#### SET TASK
Look through the records below and collect all lines that hold the string "JSON".

[Begin SUPPLIED RECORDS]

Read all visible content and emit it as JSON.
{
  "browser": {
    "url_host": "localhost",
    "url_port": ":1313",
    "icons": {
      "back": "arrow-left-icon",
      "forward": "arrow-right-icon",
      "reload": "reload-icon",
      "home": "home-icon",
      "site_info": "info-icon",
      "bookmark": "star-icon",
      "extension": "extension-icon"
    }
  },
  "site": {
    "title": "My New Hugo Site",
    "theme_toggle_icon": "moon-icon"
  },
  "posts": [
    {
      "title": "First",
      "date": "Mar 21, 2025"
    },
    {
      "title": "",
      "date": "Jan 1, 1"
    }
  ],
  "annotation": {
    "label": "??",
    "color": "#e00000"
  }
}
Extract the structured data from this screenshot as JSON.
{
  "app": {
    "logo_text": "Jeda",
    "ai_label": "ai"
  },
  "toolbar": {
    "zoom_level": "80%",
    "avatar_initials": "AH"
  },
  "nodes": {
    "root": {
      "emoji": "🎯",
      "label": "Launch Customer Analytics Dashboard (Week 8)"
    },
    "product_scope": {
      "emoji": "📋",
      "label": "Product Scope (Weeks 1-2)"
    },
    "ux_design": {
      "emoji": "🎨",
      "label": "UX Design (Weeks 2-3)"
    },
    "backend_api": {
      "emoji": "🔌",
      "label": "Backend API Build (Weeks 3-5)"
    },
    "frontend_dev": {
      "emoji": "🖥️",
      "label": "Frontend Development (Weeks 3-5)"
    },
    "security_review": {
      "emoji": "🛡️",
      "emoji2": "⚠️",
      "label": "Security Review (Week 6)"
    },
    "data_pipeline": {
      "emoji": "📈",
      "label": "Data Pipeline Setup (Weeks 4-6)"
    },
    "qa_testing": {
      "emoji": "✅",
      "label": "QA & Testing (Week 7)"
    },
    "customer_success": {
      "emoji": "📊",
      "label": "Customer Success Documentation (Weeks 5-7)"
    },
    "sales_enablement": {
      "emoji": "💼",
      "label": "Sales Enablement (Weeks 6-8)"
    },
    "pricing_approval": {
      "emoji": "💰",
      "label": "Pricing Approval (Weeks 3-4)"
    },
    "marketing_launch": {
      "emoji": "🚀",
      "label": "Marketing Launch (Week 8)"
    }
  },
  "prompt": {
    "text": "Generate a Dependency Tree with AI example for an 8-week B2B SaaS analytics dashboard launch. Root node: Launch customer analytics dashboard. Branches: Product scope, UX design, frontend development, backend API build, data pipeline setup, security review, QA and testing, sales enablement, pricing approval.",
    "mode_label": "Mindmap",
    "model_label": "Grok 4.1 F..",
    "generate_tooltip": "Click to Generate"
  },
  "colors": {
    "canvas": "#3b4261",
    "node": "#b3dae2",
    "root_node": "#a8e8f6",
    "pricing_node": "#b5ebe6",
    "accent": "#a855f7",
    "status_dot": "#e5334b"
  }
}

[End SUPPLIED RECORDS]

#### COMPLETED TASK
Read all visible content and emit it as JSON.
Extract the structured data from this screenshot as JSON.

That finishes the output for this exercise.